Request => Copy each line of the entries beneath that contains the word "circle".

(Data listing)
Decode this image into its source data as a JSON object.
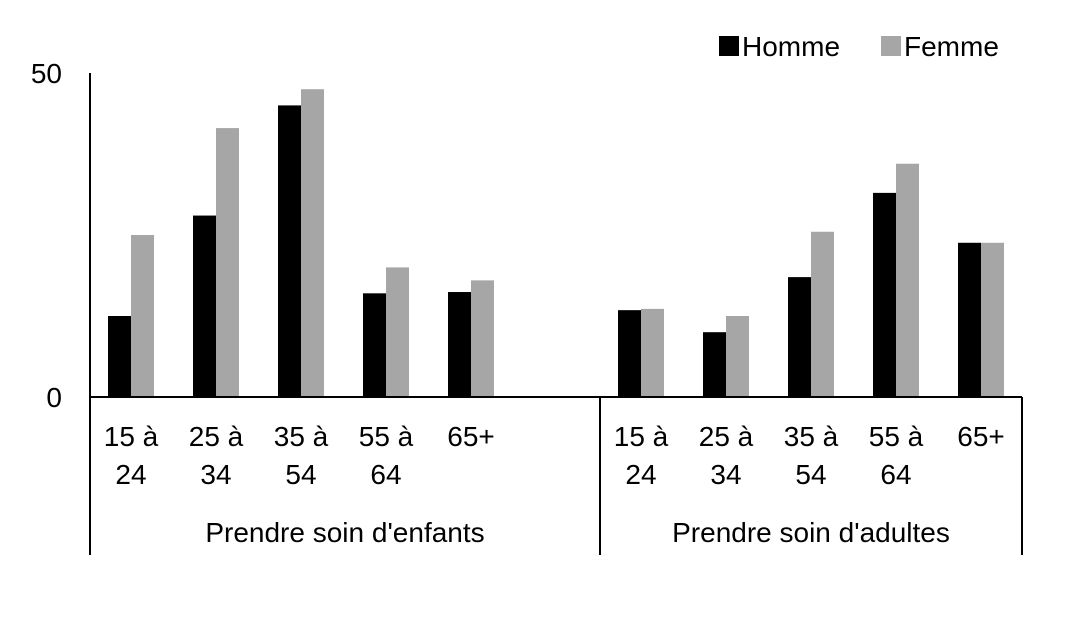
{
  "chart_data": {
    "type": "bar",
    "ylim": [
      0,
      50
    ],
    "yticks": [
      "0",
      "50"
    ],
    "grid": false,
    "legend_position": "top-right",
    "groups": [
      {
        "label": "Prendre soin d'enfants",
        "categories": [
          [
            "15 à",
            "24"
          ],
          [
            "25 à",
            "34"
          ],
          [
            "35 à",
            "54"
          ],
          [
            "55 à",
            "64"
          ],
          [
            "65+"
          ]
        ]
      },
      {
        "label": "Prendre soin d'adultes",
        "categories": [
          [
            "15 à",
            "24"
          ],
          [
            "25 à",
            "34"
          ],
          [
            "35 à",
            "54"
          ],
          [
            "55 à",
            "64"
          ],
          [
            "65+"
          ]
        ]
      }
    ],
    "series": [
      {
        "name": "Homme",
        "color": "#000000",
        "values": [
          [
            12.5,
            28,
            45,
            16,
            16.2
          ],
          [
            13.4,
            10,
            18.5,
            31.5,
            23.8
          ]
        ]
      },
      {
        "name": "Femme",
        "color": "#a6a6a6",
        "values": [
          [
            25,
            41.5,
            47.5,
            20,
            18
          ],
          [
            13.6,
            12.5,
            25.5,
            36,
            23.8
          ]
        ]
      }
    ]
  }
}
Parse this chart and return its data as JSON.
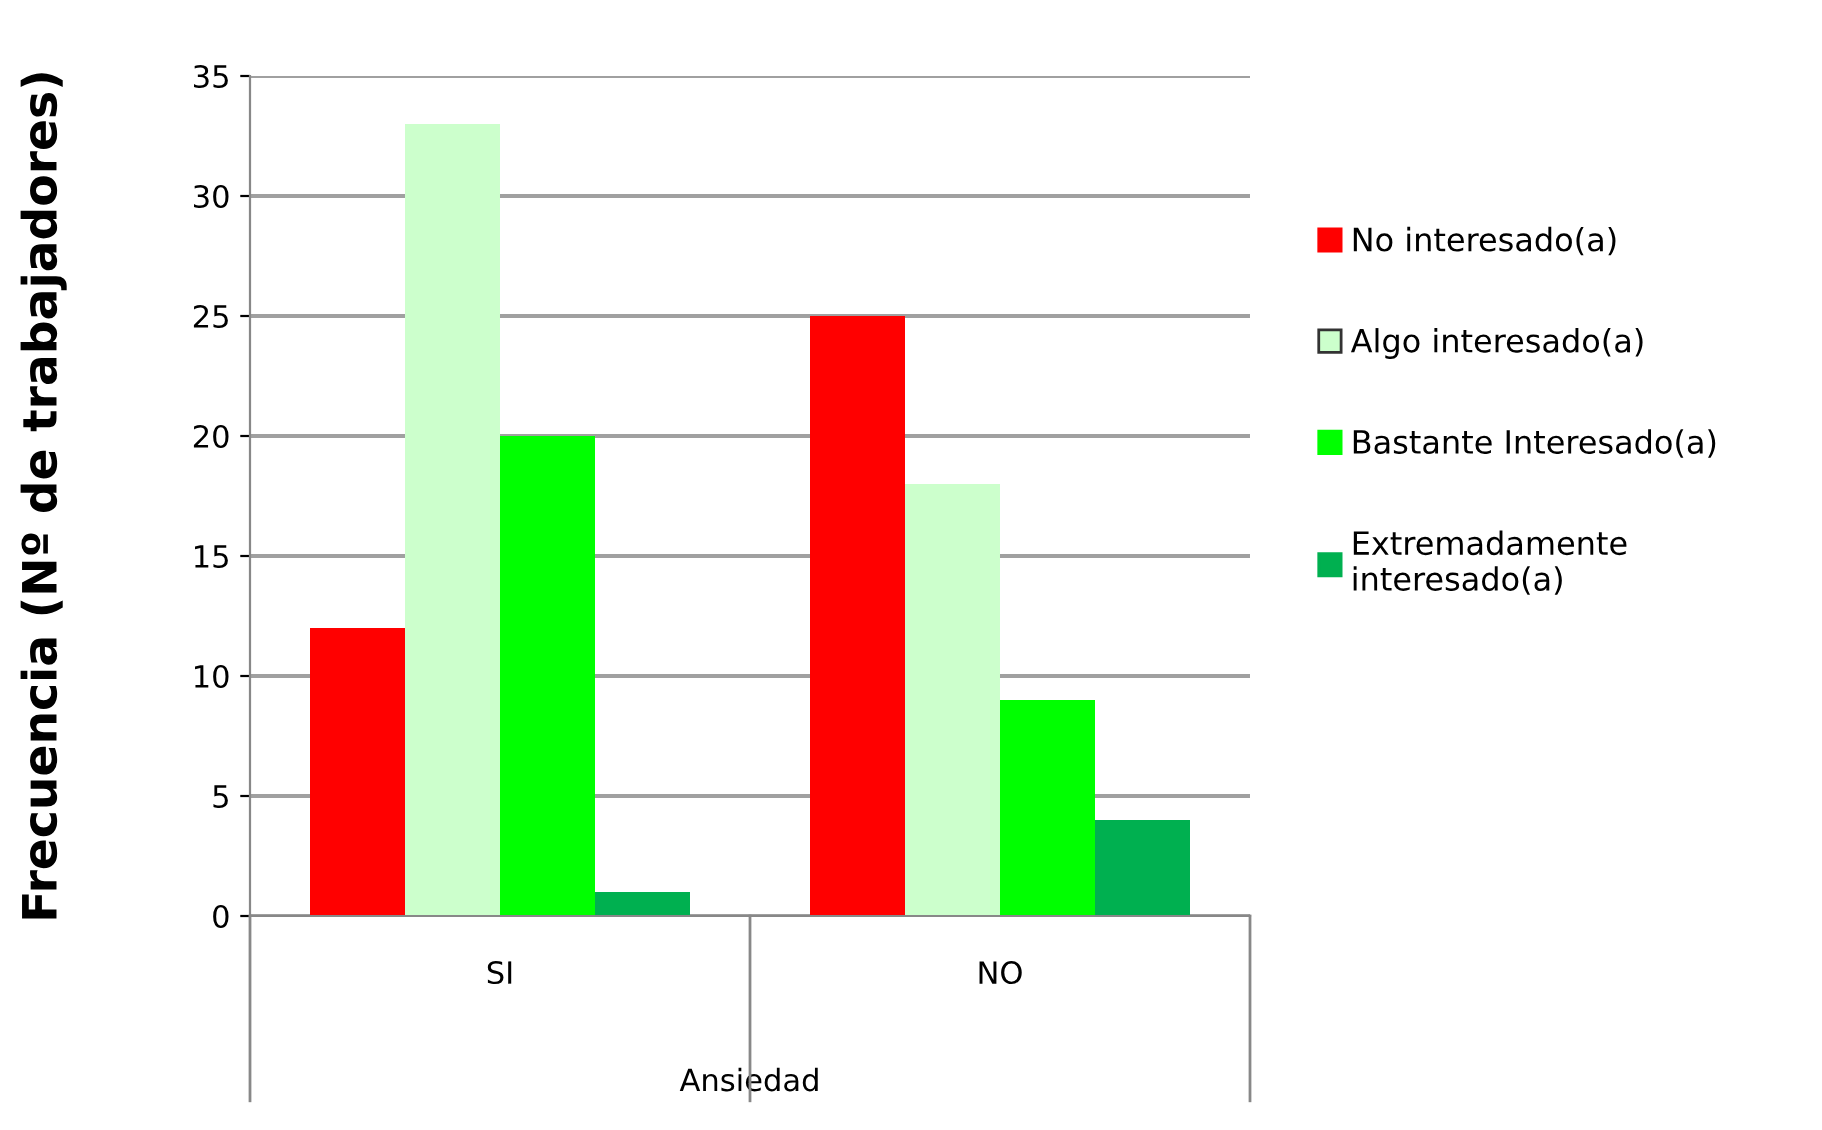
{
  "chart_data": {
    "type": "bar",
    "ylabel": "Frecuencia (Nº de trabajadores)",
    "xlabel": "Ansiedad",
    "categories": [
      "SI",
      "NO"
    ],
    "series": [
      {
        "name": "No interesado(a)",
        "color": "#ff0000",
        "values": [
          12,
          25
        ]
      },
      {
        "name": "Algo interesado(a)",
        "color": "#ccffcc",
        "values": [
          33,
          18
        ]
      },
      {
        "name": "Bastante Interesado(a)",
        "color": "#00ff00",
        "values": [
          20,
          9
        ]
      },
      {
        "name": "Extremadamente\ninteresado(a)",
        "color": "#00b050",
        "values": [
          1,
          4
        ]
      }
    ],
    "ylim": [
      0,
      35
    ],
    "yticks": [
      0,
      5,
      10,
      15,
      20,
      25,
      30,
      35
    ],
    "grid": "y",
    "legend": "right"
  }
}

* * *

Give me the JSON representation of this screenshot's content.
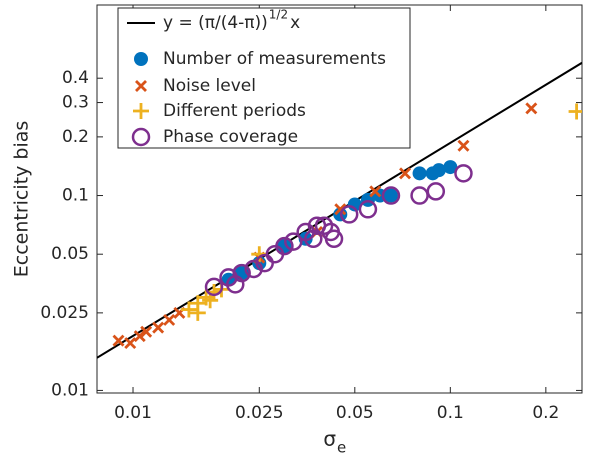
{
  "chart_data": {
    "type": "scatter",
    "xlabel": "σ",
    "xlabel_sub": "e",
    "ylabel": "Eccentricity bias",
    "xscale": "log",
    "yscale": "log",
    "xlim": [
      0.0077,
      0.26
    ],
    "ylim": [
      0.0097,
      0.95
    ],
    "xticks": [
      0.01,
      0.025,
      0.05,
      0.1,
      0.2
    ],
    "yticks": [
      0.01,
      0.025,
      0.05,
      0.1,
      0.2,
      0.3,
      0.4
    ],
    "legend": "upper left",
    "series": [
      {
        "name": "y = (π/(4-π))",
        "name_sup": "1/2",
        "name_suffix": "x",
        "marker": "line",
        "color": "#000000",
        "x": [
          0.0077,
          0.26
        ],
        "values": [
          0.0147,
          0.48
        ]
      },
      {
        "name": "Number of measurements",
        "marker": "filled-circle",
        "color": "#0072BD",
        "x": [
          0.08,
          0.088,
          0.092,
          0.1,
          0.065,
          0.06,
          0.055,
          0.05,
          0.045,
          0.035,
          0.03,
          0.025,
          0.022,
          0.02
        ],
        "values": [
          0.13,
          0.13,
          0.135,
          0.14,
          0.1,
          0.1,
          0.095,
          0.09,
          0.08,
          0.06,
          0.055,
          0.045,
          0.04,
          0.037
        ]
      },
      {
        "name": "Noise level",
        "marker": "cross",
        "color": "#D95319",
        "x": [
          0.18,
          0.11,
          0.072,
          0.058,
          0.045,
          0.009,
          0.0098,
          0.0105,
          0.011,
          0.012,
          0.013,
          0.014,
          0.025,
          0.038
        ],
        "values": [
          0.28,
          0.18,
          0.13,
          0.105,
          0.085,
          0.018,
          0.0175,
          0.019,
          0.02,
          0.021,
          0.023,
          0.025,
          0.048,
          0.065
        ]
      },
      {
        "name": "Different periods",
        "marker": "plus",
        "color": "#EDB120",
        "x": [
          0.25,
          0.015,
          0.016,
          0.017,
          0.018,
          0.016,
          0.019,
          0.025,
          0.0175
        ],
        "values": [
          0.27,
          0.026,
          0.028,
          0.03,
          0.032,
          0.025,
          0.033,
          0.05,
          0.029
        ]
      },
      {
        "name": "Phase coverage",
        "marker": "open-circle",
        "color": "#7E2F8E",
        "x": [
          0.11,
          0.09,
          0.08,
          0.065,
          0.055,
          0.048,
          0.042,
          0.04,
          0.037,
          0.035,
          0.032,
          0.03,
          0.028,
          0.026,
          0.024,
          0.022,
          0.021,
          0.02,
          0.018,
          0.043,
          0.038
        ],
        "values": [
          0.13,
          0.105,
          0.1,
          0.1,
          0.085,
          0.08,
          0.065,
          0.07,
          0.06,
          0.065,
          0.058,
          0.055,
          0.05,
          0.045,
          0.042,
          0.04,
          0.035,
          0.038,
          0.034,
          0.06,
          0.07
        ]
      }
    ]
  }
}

--

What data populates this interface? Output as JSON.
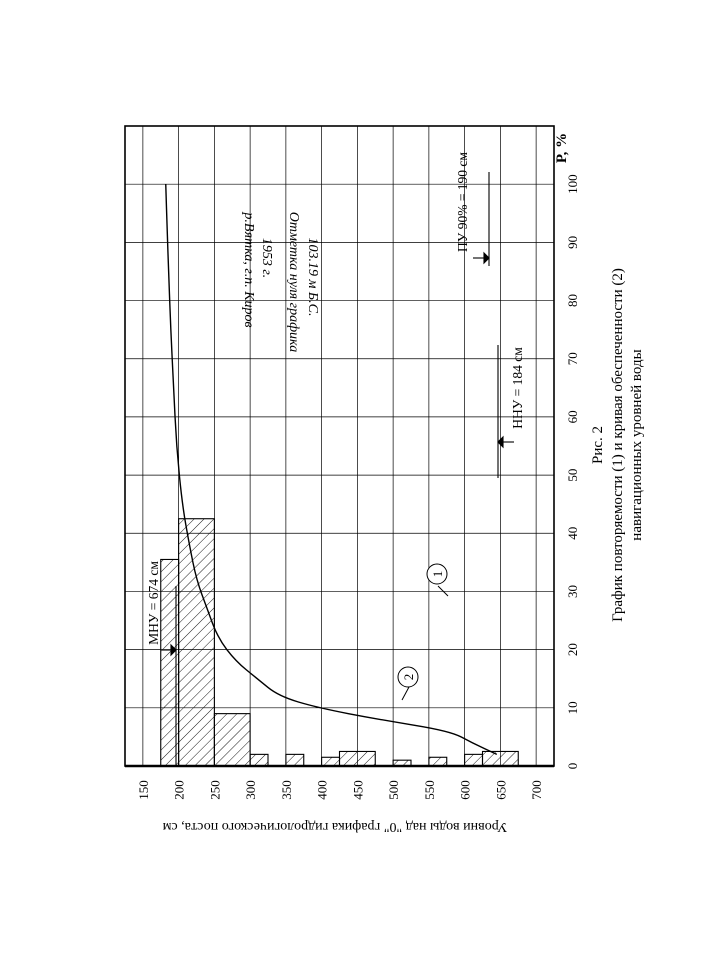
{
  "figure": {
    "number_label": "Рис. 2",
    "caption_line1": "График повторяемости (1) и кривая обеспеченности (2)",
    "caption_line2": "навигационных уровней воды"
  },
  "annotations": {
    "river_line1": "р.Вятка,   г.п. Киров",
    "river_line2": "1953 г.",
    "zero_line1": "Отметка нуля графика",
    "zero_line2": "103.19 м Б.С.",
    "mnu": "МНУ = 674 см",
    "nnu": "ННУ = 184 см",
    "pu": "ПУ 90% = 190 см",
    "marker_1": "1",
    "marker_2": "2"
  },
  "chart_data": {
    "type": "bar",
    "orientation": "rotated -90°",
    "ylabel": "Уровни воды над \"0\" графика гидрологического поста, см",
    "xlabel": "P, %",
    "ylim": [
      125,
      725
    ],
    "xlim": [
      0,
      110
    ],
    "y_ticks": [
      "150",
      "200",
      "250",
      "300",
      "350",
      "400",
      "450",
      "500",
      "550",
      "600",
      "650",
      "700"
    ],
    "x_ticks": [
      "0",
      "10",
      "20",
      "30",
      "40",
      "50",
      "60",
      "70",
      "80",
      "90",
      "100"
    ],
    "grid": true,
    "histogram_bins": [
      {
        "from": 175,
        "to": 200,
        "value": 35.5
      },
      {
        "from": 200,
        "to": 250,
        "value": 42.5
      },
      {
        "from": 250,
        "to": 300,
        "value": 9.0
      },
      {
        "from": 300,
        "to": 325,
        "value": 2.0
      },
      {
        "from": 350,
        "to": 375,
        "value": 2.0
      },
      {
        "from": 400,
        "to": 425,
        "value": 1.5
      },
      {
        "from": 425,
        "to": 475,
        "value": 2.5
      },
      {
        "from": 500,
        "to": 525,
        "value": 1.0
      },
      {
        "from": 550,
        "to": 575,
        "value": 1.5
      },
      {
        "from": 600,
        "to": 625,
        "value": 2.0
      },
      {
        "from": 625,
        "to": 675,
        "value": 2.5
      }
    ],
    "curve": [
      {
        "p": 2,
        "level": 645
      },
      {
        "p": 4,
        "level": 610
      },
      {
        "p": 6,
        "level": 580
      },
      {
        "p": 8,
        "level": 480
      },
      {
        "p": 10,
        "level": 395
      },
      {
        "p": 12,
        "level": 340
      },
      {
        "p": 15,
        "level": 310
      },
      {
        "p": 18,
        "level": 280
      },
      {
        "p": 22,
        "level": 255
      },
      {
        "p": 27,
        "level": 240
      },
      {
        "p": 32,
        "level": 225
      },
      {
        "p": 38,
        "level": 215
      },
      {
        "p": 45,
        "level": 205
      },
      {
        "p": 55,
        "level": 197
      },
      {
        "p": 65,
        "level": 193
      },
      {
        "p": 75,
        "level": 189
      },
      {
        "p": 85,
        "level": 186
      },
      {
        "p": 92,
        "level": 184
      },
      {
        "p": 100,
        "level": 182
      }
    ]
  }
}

Solution to this task =>
        "marker": "filled-circle",
        "marker": "open-circle",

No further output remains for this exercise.